-- START OF Supplied entries --
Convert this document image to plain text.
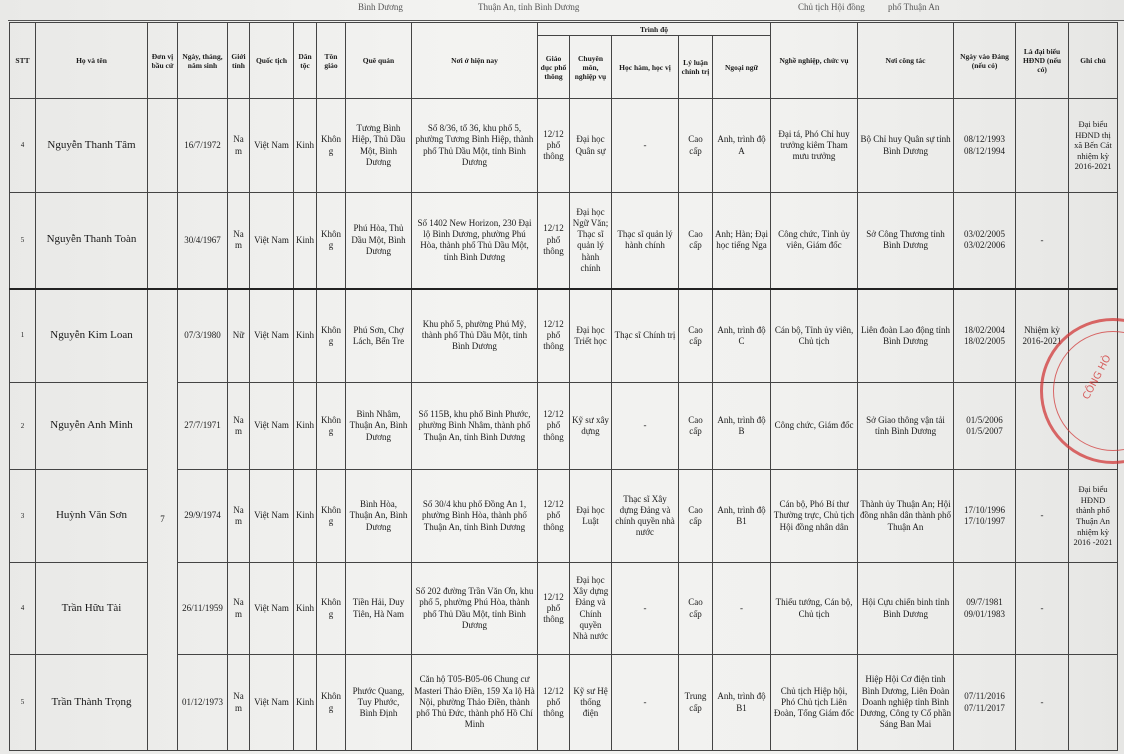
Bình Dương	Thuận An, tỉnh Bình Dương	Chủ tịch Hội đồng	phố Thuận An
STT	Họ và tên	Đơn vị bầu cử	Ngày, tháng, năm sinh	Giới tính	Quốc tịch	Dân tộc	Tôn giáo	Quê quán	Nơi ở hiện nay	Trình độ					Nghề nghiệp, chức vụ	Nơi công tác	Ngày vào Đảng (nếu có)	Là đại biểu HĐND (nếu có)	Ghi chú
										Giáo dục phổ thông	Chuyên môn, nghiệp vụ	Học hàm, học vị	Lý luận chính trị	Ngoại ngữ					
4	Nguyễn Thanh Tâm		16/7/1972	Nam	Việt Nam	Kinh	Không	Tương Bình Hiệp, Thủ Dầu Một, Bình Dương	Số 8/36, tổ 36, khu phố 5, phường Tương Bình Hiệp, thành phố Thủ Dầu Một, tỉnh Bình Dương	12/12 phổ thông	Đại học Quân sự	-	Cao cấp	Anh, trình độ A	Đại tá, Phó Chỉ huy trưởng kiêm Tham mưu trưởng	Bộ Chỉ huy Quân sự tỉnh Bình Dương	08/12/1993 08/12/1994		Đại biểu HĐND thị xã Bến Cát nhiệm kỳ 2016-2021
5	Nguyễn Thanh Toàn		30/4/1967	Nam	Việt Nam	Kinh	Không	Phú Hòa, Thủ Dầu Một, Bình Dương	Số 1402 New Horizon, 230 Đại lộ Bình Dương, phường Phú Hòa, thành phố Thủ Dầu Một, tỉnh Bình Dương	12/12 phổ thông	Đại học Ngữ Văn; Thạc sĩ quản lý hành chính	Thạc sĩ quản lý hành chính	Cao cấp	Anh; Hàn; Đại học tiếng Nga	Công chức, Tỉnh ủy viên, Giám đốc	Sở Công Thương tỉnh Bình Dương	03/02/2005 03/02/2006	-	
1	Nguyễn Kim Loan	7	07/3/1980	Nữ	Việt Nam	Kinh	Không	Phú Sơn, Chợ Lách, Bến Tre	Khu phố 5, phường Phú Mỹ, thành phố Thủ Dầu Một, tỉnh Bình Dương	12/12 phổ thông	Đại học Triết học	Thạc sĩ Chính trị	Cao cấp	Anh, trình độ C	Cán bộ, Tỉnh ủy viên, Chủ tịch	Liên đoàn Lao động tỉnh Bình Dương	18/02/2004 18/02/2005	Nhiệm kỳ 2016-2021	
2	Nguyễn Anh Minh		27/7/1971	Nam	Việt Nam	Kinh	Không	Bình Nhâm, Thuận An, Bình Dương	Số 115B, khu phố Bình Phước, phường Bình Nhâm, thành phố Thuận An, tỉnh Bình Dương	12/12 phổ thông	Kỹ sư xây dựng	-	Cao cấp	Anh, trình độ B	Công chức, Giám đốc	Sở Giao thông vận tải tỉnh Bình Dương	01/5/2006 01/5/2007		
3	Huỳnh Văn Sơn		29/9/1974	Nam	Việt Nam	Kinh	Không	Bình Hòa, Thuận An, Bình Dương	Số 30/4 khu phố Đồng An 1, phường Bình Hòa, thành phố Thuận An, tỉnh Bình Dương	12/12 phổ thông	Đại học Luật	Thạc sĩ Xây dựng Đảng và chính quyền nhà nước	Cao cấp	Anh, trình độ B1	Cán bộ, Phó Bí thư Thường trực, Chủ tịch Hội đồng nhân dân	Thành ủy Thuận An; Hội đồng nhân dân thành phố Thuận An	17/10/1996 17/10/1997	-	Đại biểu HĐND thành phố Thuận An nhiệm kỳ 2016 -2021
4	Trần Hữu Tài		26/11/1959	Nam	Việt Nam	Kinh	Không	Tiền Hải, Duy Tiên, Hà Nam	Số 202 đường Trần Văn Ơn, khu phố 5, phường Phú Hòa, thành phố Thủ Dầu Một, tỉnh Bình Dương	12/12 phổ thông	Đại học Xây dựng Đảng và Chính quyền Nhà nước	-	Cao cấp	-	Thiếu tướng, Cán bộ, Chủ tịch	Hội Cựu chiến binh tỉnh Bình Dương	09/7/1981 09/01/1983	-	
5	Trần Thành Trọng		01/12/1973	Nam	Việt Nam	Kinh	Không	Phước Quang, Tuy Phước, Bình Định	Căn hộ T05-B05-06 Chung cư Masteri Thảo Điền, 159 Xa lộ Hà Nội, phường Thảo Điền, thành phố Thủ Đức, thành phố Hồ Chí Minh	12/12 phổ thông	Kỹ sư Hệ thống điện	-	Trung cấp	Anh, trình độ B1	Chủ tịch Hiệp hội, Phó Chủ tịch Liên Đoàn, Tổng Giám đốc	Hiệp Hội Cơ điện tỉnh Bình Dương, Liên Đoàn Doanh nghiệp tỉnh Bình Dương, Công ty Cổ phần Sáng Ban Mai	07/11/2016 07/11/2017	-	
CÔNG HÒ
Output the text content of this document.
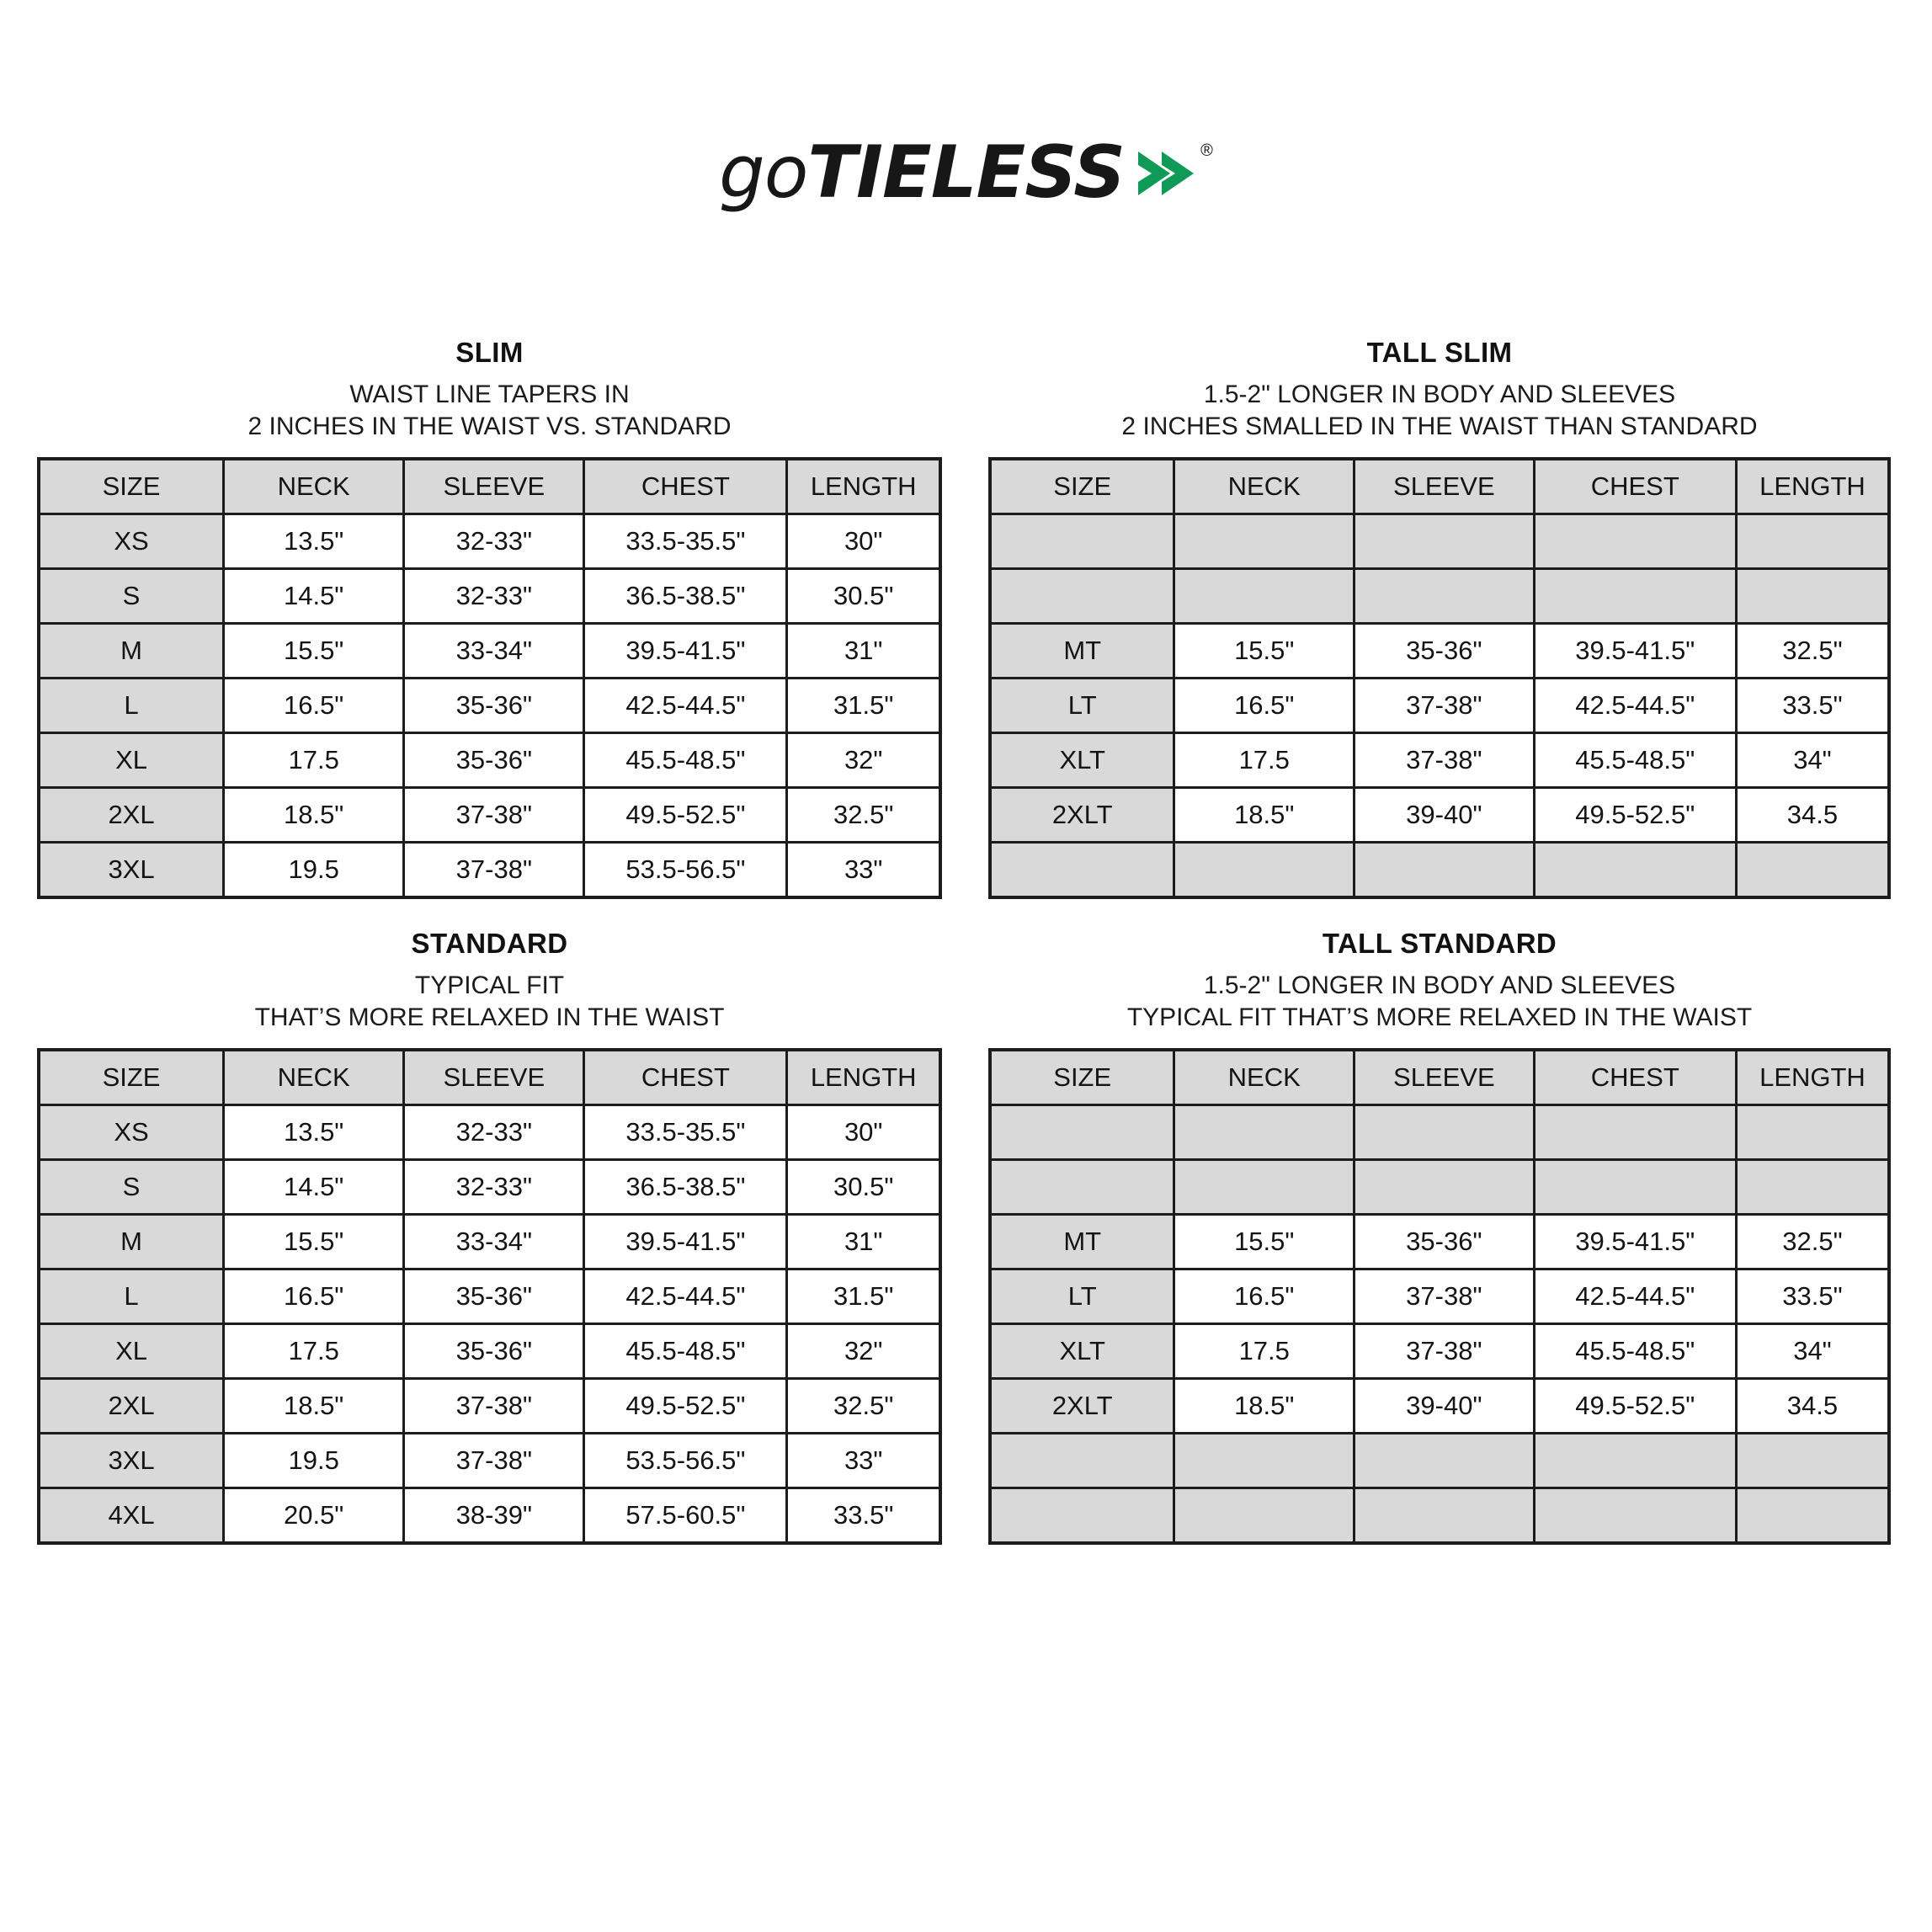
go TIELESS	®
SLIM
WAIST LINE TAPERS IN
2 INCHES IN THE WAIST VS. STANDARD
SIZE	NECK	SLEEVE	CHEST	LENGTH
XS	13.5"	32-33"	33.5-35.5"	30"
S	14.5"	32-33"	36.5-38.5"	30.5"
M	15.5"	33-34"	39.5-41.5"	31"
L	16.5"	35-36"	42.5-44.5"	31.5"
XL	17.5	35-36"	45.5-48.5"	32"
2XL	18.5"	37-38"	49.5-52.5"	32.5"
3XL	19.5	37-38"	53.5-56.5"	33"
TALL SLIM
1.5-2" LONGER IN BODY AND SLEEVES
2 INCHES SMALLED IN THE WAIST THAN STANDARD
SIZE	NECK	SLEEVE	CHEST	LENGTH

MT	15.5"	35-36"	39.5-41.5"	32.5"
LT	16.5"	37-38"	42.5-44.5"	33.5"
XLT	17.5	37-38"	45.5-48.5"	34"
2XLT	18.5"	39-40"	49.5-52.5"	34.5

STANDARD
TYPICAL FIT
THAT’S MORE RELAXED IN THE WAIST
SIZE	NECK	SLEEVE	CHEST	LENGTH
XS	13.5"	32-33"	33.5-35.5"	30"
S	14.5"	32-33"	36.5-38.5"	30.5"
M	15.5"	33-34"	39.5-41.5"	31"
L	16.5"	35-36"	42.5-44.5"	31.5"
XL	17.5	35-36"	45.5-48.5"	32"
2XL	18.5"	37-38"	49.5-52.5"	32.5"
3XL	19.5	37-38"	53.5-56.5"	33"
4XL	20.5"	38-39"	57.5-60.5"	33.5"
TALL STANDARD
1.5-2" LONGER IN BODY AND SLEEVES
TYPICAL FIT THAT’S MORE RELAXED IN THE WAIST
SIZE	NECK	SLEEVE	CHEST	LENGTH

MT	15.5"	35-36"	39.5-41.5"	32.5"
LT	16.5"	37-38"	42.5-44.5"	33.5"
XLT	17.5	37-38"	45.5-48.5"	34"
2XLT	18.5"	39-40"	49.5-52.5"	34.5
-- END OF Supplied entries --
* **The problem**
Repeat the records in full, exactly as they appear, without the pictures.

* **Written solution**
Convert this document image to plain text.
Bình Dương	Thuận An, tỉnh Bình Dương	Chủ tịch Hội đồng	phố Thuận An
STT	Họ và tên	Đơn vị bầu cử	Ngày, tháng, năm sinh	Giới tính	Quốc tịch	Dân tộc	Tôn giáo	Quê quán	Nơi ở hiện nay	Trình độ					Nghề nghiệp, chức vụ	Nơi công tác	Ngày vào Đảng (nếu có)	Là đại biểu HĐND (nếu có)	Ghi chú
										Giáo dục phổ thông	Chuyên môn, nghiệp vụ	Học hàm, học vị	Lý luận chính trị	Ngoại ngữ					
4	Nguyễn Thanh Tâm		16/7/1972	Nam	Việt Nam	Kinh	Không	Tương Bình Hiệp, Thủ Dầu Một, Bình Dương	Số 8/36, tổ 36, khu phố 5, phường Tương Bình Hiệp, thành phố Thủ Dầu Một, tỉnh Bình Dương	12/12 phổ thông	Đại học Quân sự	-	Cao cấp	Anh, trình độ A	Đại tá, Phó Chỉ huy trưởng kiêm Tham mưu trưởng	Bộ Chỉ huy Quân sự tỉnh Bình Dương	08/12/1993 08/12/1994		Đại biểu HĐND thị xã Bến Cát nhiệm kỳ 2016-2021
5	Nguyễn Thanh Toàn		30/4/1967	Nam	Việt Nam	Kinh	Không	Phú Hòa, Thủ Dầu Một, Bình Dương	Số 1402 New Horizon, 230 Đại lộ Bình Dương, phường Phú Hòa, thành phố Thủ Dầu Một, tỉnh Bình Dương	12/12 phổ thông	Đại học Ngữ Văn; Thạc sĩ quản lý hành chính	Thạc sĩ quản lý hành chính	Cao cấp	Anh; Hàn; Đại học tiếng Nga	Công chức, Tỉnh ủy viên, Giám đốc	Sở Công Thương tỉnh Bình Dương	03/02/2005 03/02/2006	-	
1	Nguyễn Kim Loan	7	07/3/1980	Nữ	Việt Nam	Kinh	Không	Phú Sơn, Chợ Lách, Bến Tre	Khu phố 5, phường Phú Mỹ, thành phố Thủ Dầu Một, tỉnh Bình Dương	12/12 phổ thông	Đại học Triết học	Thạc sĩ Chính trị	Cao cấp	Anh, trình độ C	Cán bộ, Tỉnh ủy viên, Chủ tịch	Liên đoàn Lao động tỉnh Bình Dương	18/02/2004 18/02/2005	Nhiệm kỳ 2016-2021	
2	Nguyễn Anh Minh		27/7/1971	Nam	Việt Nam	Kinh	Không	Bình Nhâm, Thuận An, Bình Dương	Số 115B, khu phố Bình Phước, phường Bình Nhâm, thành phố Thuận An, tỉnh Bình Dương	12/12 phổ thông	Kỹ sư xây dựng	-	Cao cấp	Anh, trình độ B	Công chức, Giám đốc	Sở Giao thông vận tải tỉnh Bình Dương	01/5/2006 01/5/2007		
3	Huỳnh Văn Sơn		29/9/1974	Nam	Việt Nam	Kinh	Không	Bình Hòa, Thuận An, Bình Dương	Số 30/4 khu phố Đồng An 1, phường Bình Hòa, thành phố Thuận An, tỉnh Bình Dương	12/12 phổ thông	Đại học Luật	Thạc sĩ Xây dựng Đảng và chính quyền nhà nước	Cao cấp	Anh, trình độ B1	Cán bộ, Phó Bí thư Thường trực, Chủ tịch Hội đồng nhân dân	Thành ủy Thuận An; Hội đồng nhân dân thành phố Thuận An	17/10/1996 17/10/1997	-	Đại biểu HĐND thành phố Thuận An nhiệm kỳ 2016 -2021
4	Trần Hữu Tài		26/11/1959	Nam	Việt Nam	Kinh	Không	Tiền Hải, Duy Tiên, Hà Nam	Số 202 đường Trần Văn Ơn, khu phố 5, phường Phú Hòa, thành phố Thủ Dầu Một, tỉnh Bình Dương	12/12 phổ thông	Đại học Xây dựng Đảng và Chính quyền Nhà nước	-	Cao cấp	-	Thiếu tướng, Cán bộ, Chủ tịch	Hội Cựu chiến binh tỉnh Bình Dương	09/7/1981 09/01/1983	-	
5	Trần Thành Trọng		01/12/1973	Nam	Việt Nam	Kinh	Không	Phước Quang, Tuy Phước, Bình Định	Căn hộ T05-B05-06 Chung cư Masteri Thảo Điền, 159 Xa lộ Hà Nội, phường Thảo Điền, thành phố Thủ Đức, thành phố Hồ Chí Minh	12/12 phổ thông	Kỹ sư Hệ thống điện	-	Trung cấp	Anh, trình độ B1	Chủ tịch Hiệp hội, Phó Chủ tịch Liên Đoàn, Tổng Giám đốc	Hiệp Hội Cơ điện tỉnh Bình Dương, Liên Đoàn Doanh nghiệp tỉnh Bình Dương, Công ty Cổ phần Sáng Ban Mai	07/11/2016 07/11/2017	-	
CÔNG HÒ
Output the text content of this document.
go TIELESS	®
SLIM
WAIST LINE TAPERS IN
2 INCHES IN THE WAIST VS. STANDARD
SIZE	NECK	SLEEVE	CHEST	LENGTH
XS	13.5"	32-33"	33.5-35.5"	30"
S	14.5"	32-33"	36.5-38.5"	30.5"
M	15.5"	33-34"	39.5-41.5"	31"
L	16.5"	35-36"	42.5-44.5"	31.5"
XL	17.5	35-36"	45.5-48.5"	32"
2XL	18.5"	37-38"	49.5-52.5"	32.5"
3XL	19.5	37-38"	53.5-56.5"	33"
TALL SLIM
1.5-2" LONGER IN BODY AND SLEEVES
2 INCHES SMALLED IN THE WAIST THAN STANDARD
SIZE	NECK	SLEEVE	CHEST	LENGTH

MT	15.5"	35-36"	39.5-41.5"	32.5"
LT	16.5"	37-38"	42.5-44.5"	33.5"
XLT	17.5	37-38"	45.5-48.5"	34"
2XLT	18.5"	39-40"	49.5-52.5"	34.5

STANDARD
TYPICAL FIT
THAT’S MORE RELAXED IN THE WAIST
SIZE	NECK	SLEEVE	CHEST	LENGTH
XS	13.5"	32-33"	33.5-35.5"	30"
S	14.5"	32-33"	36.5-38.5"	30.5"
M	15.5"	33-34"	39.5-41.5"	31"
L	16.5"	35-36"	42.5-44.5"	31.5"
XL	17.5	35-36"	45.5-48.5"	32"
2XL	18.5"	37-38"	49.5-52.5"	32.5"
3XL	19.5	37-38"	53.5-56.5"	33"
4XL	20.5"	38-39"	57.5-60.5"	33.5"
TALL STANDARD
1.5-2" LONGER IN BODY AND SLEEVES
TYPICAL FIT THAT’S MORE RELAXED IN THE WAIST
SIZE	NECK	SLEEVE	CHEST	LENGTH

MT	15.5"	35-36"	39.5-41.5"	32.5"
LT	16.5"	37-38"	42.5-44.5"	33.5"
XLT	17.5	37-38"	45.5-48.5"	34"
2XLT	18.5"	39-40"	49.5-52.5"	34.5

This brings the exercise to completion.